What the task requires> Rewrite the listing below as a numbered list, one item per line, with blank lines left out. Include every line of the listing except the pictures.

Data lines>
..............................

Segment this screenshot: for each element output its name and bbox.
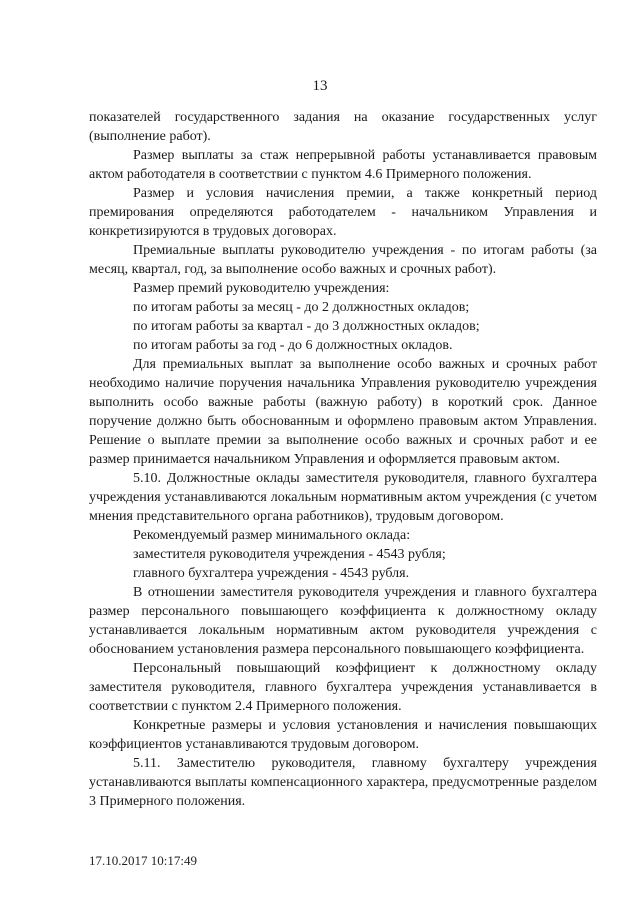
paragraph-bonus-size-heading: Размер премий руководителю учреждения:: [133, 281, 390, 296]
paragraph-seniority-pay: Размер выплаты за стаж непрерывной работы устанавливается правовым актом работодателя в соответствии с пунктом 4.6 Примерного положения.: [89, 148, 597, 182]
paragraph-bonus-conditions: Размер и условия начисления премии, а также конкретный период премирования определяются работодателем - начальником Управления и конкретизируются в трудовых договорах.: [89, 186, 597, 239]
paragraph-coefficient-contract: Конкретные размеры и условия установления и начисления повышающих коэффициентов устанавливаются трудовым договором.: [89, 718, 597, 752]
paragraph-continuation: показателей государственного задания на оказание государственных услуг (выполнение работ).: [89, 110, 597, 144]
list-item-quarterly-bonus: по итогам работы за квартал - до 3 должностных окладов;: [133, 319, 480, 334]
list-item-yearly-bonus: по итогам работы за год - до 6 должностных окладов.: [133, 338, 453, 353]
paragraph-urgent-work-bonus: Для премиальных выплат за выполнение особо важных и срочных работ необходимо наличие поручения начальника Управления руководителю учреждения выполнить особо важные работы (важную работу) в короткий срок. Данное поручение должно быть обоснованным и оформлено правовым актом Управления. Решение о выплате премии за выполнение особо важных и срочных работ и ее размер принимается начальником Управления и оформляется правовым актом.: [89, 357, 597, 467]
paragraph-coefficient-reference: Персональный повышающий коэффициент к должностному окладу заместителя руководителя, главного бухгалтера учреждения устанавливается в соответствии с пунктом 2.4 Примерного положения.: [89, 661, 597, 714]
paragraph-section-5-11: 5.11. Заместителю руководителя, главному бухгалтеру учреждения устанавливаются выплаты компенсационного характера, предусмотренные разделом 3 Примерного положения.: [89, 756, 597, 809]
list-item-deputy-salary: заместителя руководителя учреждения - 4543 рубля;: [133, 547, 446, 562]
list-item-monthly-bonus: по итогам работы за месяц - до 2 должностных окладов;: [133, 300, 470, 315]
list-item-accountant-salary: главного бухгалтера учреждения - 4543 рубля.: [133, 566, 410, 581]
paragraph-section-5-10: 5.10. Должностные оклады заместителя руководителя, главного бухгалтера учреждения устанавливаются локальным нормативным актом учреждения (с учетом мнения представительного органа работников), трудовым договором.: [89, 471, 597, 524]
paragraph-min-salary-heading: Рекомендуемый размер минимального оклада:: [133, 528, 411, 543]
footer-timestamp: 17.10.2017 10:17:49: [89, 853, 197, 868]
paragraph-personal-coefficient: В отношении заместителя руководителя учреждения и главного бухгалтера размер персонального повышающего коэффициента к должностному окладу устанавливается локальным нормативным актом руководителя учреждения с обоснованием установления размера персонального повышающего коэффициента.: [89, 585, 597, 657]
page-number: 13: [312, 78, 328, 94]
paragraph-head-bonus-payments: Премиальные выплаты руководителю учреждения - по итогам работы (за месяц, квартал, год, за выполнение особо важных и срочных работ).: [89, 243, 597, 277]
document-body: [89, 108, 597, 811]
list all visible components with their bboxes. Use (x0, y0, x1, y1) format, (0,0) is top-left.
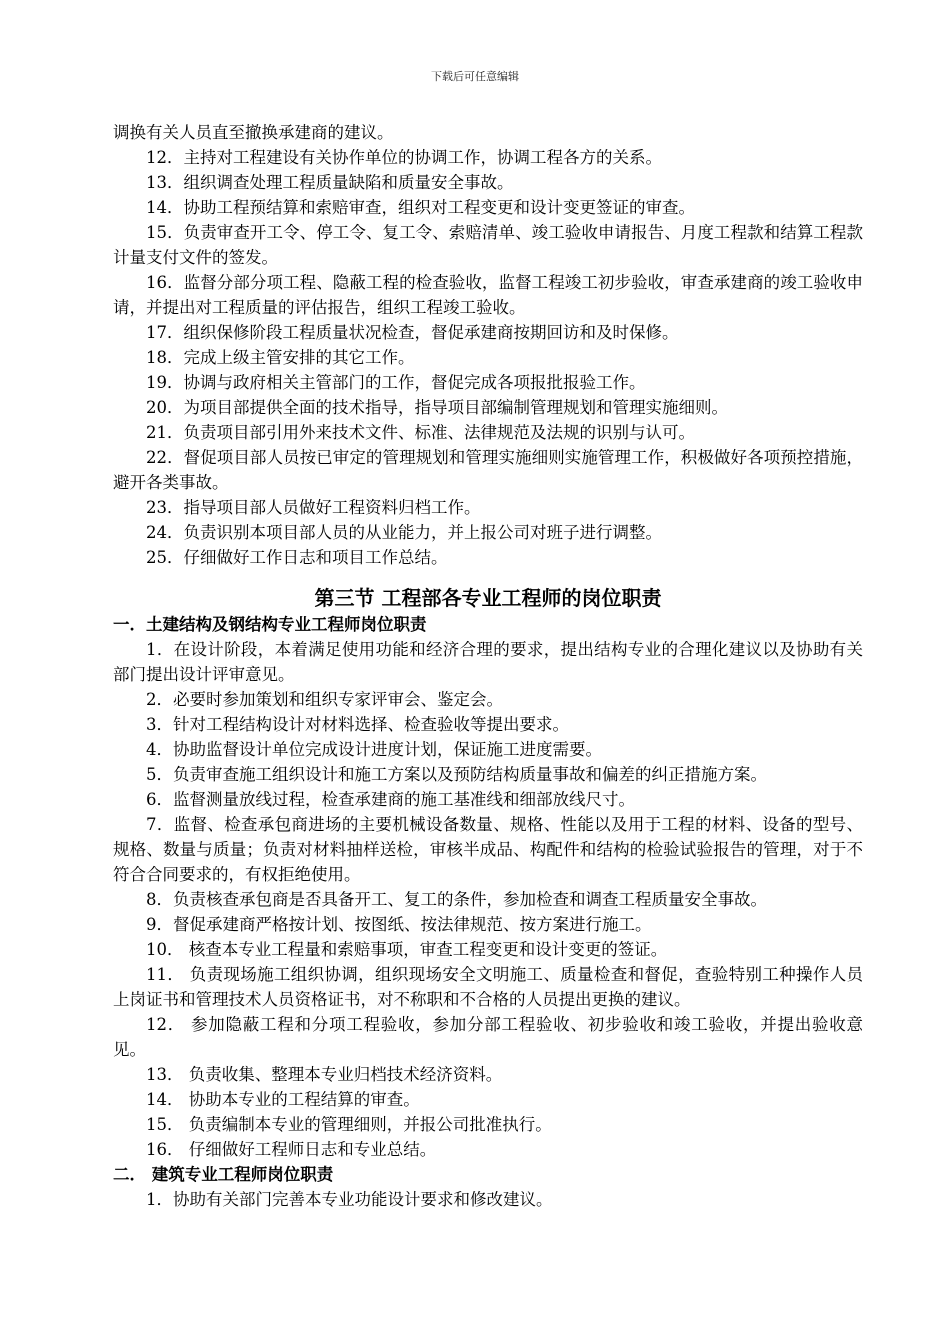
list-item: 22．督促项目部人员按已审定的管理规划和管理实施细则实施管理工作，积极做好各项预控措施，避开各类事故。 (113, 448, 863, 492)
list-item: 16． 仔细做好工程师日志和专业总结。 (146, 1140, 437, 1159)
list-item: 23．指导项目部人员做好工程资料归档工作。 (146, 498, 481, 517)
list-item: 8．负责核查承包商是否具备开工、复工的条件，参加检查和调查工程质量安全事故。 (146, 890, 767, 909)
list-item: 1．协助有关部门完善本专业功能设计要求和修改建议。 (146, 1190, 553, 1209)
list-item: 1．在设计阶段，本着满足使用功能和经济合理的要求，提出结构专业的合理化建议以及协助有关部门提出设计评审意见。 (113, 640, 863, 684)
list-item: 12． 参加隐蔽工程和分项工程验收，参加分部工程验收、初步验收和竣工验收，并提出验收意见。 (113, 1015, 863, 1059)
list-item: 10． 核查本专业工程量和索赔事项，审查工程变更和设计变更的签证。 (146, 940, 668, 959)
list-item: 14． 协助本专业的工程结算的审查。 (146, 1090, 420, 1109)
list-item: 5．负责审查施工组织设计和施工方案以及预防结构质量事故和偏差的纠正措施方案。 (146, 765, 767, 784)
list-item: 9．督促承建商严格按计划、按图纸、按法律规范、按方案进行施工。 (146, 915, 652, 934)
subsection-title: 一．土建结构及钢结构专业工程师岗位职责 (113, 615, 427, 634)
list-item: 25．仔细做好工作日志和项目工作总结。 (146, 548, 448, 567)
list-item: 7．监督、检查承包商进场的主要机械设备数量、规格、性能以及用于工程的材料、设备的型号、规格、数量与质量；负责对材料抽样送检，审核半成品、构配件和结构的检验试验报告的管理，对于不符合合同要求的，有权拒绝使用。 (113, 815, 863, 884)
list-item: 15． 负责编制本专业的管理细则，并报公司批准执行。 (146, 1115, 552, 1134)
list-item: 21．负责项目部引用外来技术文件、标准、法律规范及法规的识别与认可。 (146, 423, 695, 442)
list-item: 11． 负责现场施工组织协调，组织现场安全文明施工、质量检查和督促，查验特别工种操作人员上岗证书和管理技术人员资格证书，对不称职和不合格的人员提出更换的建议。 (113, 965, 863, 1009)
list-item: 12．主持对工程建设有关协作单位的协调工作，协调工程各方的关系。 (146, 148, 662, 167)
list-item: 6．监督测量放线过程，检查承建商的施工基准线和细部放线尺寸。 (146, 790, 635, 809)
list-item: 18．完成上级主管安排的其它工作。 (146, 348, 415, 367)
subsection-title: 二． 建筑专业工程师岗位职责 (113, 1165, 334, 1184)
list-item: 13． 负责收集、整理本专业归档技术经济资料。 (146, 1065, 503, 1084)
section-title: 第三节 工程部各专业工程师的岗位职责 (314, 586, 662, 610)
list-item: 24．负责识别本项目部人员的从业能力，并上报公司对班子进行调整。 (146, 523, 662, 542)
list-item: 16．监督分部分项工程、隐蔽工程的检查验收，监督工程竣工初步验收，审查承建商的竣工验收申请，并提出对工程质量的评估报告，组织工程竣工验收。 (113, 273, 863, 317)
list-item: 14．协助工程预结算和索赔审查，组织对工程变更和设计变更签证的审查。 (146, 198, 695, 217)
list-item: 3．针对工程结构设计对材料选择、检查验收等提出要求。 (146, 715, 569, 734)
list-item: 4．协助监督设计单位完成设计进度计划，保证施工进度需要。 (146, 740, 602, 759)
paragraph: 调换有关人员直至撤换承建商的建议。 (113, 123, 394, 142)
list-item: 2．必要时参加策划和组织专家评审会、鉴定会。 (146, 690, 503, 709)
list-item: 17．组织保修阶段工程质量状况检查，督促承建商按期回访和及时保修。 (146, 323, 679, 342)
list-item: 13．组织调查处理工程质量缺陷和质量安全事故。 (146, 173, 514, 192)
list-item: 20．为项目部提供全面的技术指导，指导项目部编制管理规划和管理实施细则。 (146, 398, 728, 417)
page-header: 下载后可任意编辑 (431, 70, 519, 83)
list-item: 15．负责审查开工令、停工令、复工令、索赔清单、竣工验收申请报告、月度工程款和结算工程款计量支付文件的签发。 (113, 223, 863, 267)
document-body (113, 120, 863, 1212)
list-item: 19．协调与政府相关主管部门的工作，督促完成各项报批报验工作。 (146, 373, 646, 392)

..............................

Full answer>
1. Segment this screenshot: for each element output its name and bbox.
2. paragraph-bonus-size-heading: Размер премий руководителю учреждения:: [133, 281, 390, 296]
3. paragraph-seniority-pay: Размер выплаты за стаж непрерывной работы устанавливается правовым актом работодателя в соответствии с пунктом 4.6 Примерного положения.: [89, 148, 597, 182]
4. paragraph-bonus-conditions: Размер и условия начисления премии, а также конкретный период премирования определяются работодателем - начальником Управления и конкретизируются в трудовых договорах.: [89, 186, 597, 239]
5. paragraph-coefficient-contract: Конкретные размеры и условия установления и начисления повышающих коэффициентов устанавливаются трудовым договором.: [89, 718, 597, 752]
6. paragraph-continuation: показателей государственного задания на оказание государственных услуг (выполнение работ).: [89, 110, 597, 144]
7. list-item-quarterly-bonus: по итогам работы за квартал - до 3 должностных окладов;: [133, 319, 480, 334]
8. list-item-yearly-bonus: по итогам работы за год - до 6 должностных окладов.: [133, 338, 453, 353]
9. paragraph-urgent-work-bonus: Для премиальных выплат за выполнение особо важных и срочных работ необходимо наличие поручения начальника Управления руководителю учреждения выполнить особо важные работы (важную работу) в короткий срок. Данное поручение должно быть обоснованным и оформлено правовым актом Управления. Решение о выплате премии за выполнение особо важных и срочных работ и ее размер принимается начальником Управления и оформляется правовым актом.: [89, 357, 597, 467]
10. paragraph-coefficient-reference: Персональный повышающий коэффициент к должностному окладу заместителя руководителя, главного бухгалтера учреждения устанавливается в соответствии с пунктом 2.4 Примерного положения.: [89, 661, 597, 714]
11. paragraph-section-5-11: 5.11. Заместителю руководителя, главному бухгалтеру учреждения устанавливаются выплаты компенсационного характера, предусмотренные разделом 3 Примерного положения.: [89, 756, 597, 809]
12. list-item-deputy-salary: заместителя руководителя учреждения - 4543 рубля;: [133, 547, 446, 562]
13. list-item-monthly-bonus: по итогам работы за месяц - до 2 должностных окладов;: [133, 300, 470, 315]
14. list-item-accountant-salary: главного бухгалтера учреждения - 4543 рубля.: [133, 566, 410, 581]
15. paragraph-section-5-10: 5.10. Должностные оклады заместителя руководителя, главного бухгалтера учреждения устанавливаются локальным нормативным актом учреждения (с учетом мнения представительного органа работников), трудовым договором.: [89, 471, 597, 524]
16. paragraph-min-salary-heading: Рекомендуемый размер минимального оклада:: [133, 528, 411, 543]
17. footer-timestamp: 17.10.2017 10:17:49: [89, 853, 197, 868]
18. paragraph-personal-coefficient: В отношении заместителя руководителя учреждения и главного бухгалтера размер персонального повышающего коэффициента к должностному окладу устанавливается локальным нормативным актом руководителя учреждения с обоснованием установления размера персонального повышающего коэффициента.: [89, 585, 597, 657]
19. page-number: 13: [312, 78, 328, 94]
20. paragraph-head-bonus-payments: Премиальные выплаты руководителю учреждения - по итогам работы (за месяц, квартал, год, за выполнение особо важных и срочных работ).: [89, 243, 597, 277]
21. document-body: [89, 108, 597, 811]
22. list all visible components with their bboxes. Use (x0, y0, x1, y1) format, (0,0) is top-left.
23. list-item: 22．督促项目部人员按已审定的管理规划和管理实施细则实施管理工作，积极做好各项预控措施，避开各类事故。 (113, 448, 863, 492)
24. list-item: 16． 仔细做好工程师日志和专业总结。 (146, 1140, 437, 1159)
25. list-item: 23．指导项目部人员做好工程资料归档工作。 (146, 498, 481, 517)
26. list-item: 8．负责核查承包商是否具备开工、复工的条件，参加检查和调查工程质量安全事故。 (146, 890, 767, 909)
27. list-item: 1．协助有关部门完善本专业功能设计要求和修改建议。 (146, 1190, 553, 1209)
28. list-item: 1．在设计阶段，本着满足使用功能和经济合理的要求，提出结构专业的合理化建议以及协助有关部门提出设计评审意见。 (113, 640, 863, 684)
29. list-item: 12． 参加隐蔽工程和分项工程验收，参加分部工程验收、初步验收和竣工验收，并提出验收意见。 (113, 1015, 863, 1059)
30. list-item: 10． 核查本专业工程量和索赔事项，审查工程变更和设计变更的签证。 (146, 940, 668, 959)
31. list-item: 14． 协助本专业的工程结算的审查。 (146, 1090, 420, 1109)
32. list-item: 5．负责审查施工组织设计和施工方案以及预防结构质量事故和偏差的纠正措施方案。 (146, 765, 767, 784)
33. list-item: 9．督促承建商严格按计划、按图纸、按法律规范、按方案进行施工。 (146, 915, 652, 934)
34. subsection-title: 一．土建结构及钢结构专业工程师岗位职责 (113, 615, 427, 634)
35. list-item: 25．仔细做好工作日志和项目工作总结。 (146, 548, 448, 567)
36. list-item: 7．监督、检查承包商进场的主要机械设备数量、规格、性能以及用于工程的材料、设备的型号、规格、数量与质量；负责对材料抽样送检，审核半成品、构配件和结构的检验试验报告的管理，对于不符合合同要求的，有权拒绝使用。 (113, 815, 863, 884)
37. list-item: 15． 负责编制本专业的管理细则，并报公司批准执行。 (146, 1115, 552, 1134)
38. list-item: 21．负责项目部引用外来技术文件、标准、法律规范及法规的识别与认可。 (146, 423, 695, 442)
39. list-item: 11． 负责现场施工组织协调，组织现场安全文明施工、质量检查和督促，查验特别工种操作人员上岗证书和管理技术人员资格证书，对不称职和不合格的人员提出更换的建议。 (113, 965, 863, 1009)
40. list-item: 12．主持对工程建设有关协作单位的协调工作，协调工程各方的关系。 (146, 148, 662, 167)
41. list-item: 6．监督测量放线过程，检查承建商的施工基准线和细部放线尺寸。 (146, 790, 635, 809)
42. list-item: 18．完成上级主管安排的其它工作。 (146, 348, 415, 367)
43. subsection-title: 二． 建筑专业工程师岗位职责 (113, 1165, 334, 1184)
44. list-item: 13． 负责收集、整理本专业归档技术经济资料。 (146, 1065, 503, 1084)
45. section-title: 第三节 工程部各专业工程师的岗位职责 (314, 586, 662, 610)
46. list-item: 24．负责识别本项目部人员的从业能力，并上报公司对班子进行调整。 (146, 523, 662, 542)
47. list-item: 16．监督分部分项工程、隐蔽工程的检查验收，监督工程竣工初步验收，审查承建商的竣工验收申请，并提出对工程质量的评估报告，组织工程竣工验收。 (113, 273, 863, 317)
48. list-item: 14．协助工程预结算和索赔审查，组织对工程变更和设计变更签证的审查。 (146, 198, 695, 217)
49. list-item: 3．针对工程结构设计对材料选择、检查验收等提出要求。 (146, 715, 569, 734)
50. list-item: 4．协助监督设计单位完成设计进度计划，保证施工进度需要。 (146, 740, 602, 759)
51. paragraph: 调换有关人员直至撤换承建商的建议。 (113, 123, 394, 142)
52. list-item: 2．必要时参加策划和组织专家评审会、鉴定会。 (146, 690, 503, 709)
53. list-item: 17．组织保修阶段工程质量状况检查，督促承建商按期回访和及时保修。 (146, 323, 679, 342)
54. list-item: 13．组织调查处理工程质量缺陷和质量安全事故。 (146, 173, 514, 192)
55. list-item: 20．为项目部提供全面的技术指导，指导项目部编制管理规划和管理实施细则。 (146, 398, 728, 417)
56. page-header: 下载后可任意编辑 (431, 70, 519, 83)
57. list-item: 15．负责审查开工令、停工令、复工令、索赔清单、竣工验收申请报告、月度工程款和结算工程款计量支付文件的签发。 (113, 223, 863, 267)
58. document-body (113, 120, 863, 1212)
59. list-item: 19．协调与政府相关主管部门的工作，督促完成各项报批报验工作。 (146, 373, 646, 392)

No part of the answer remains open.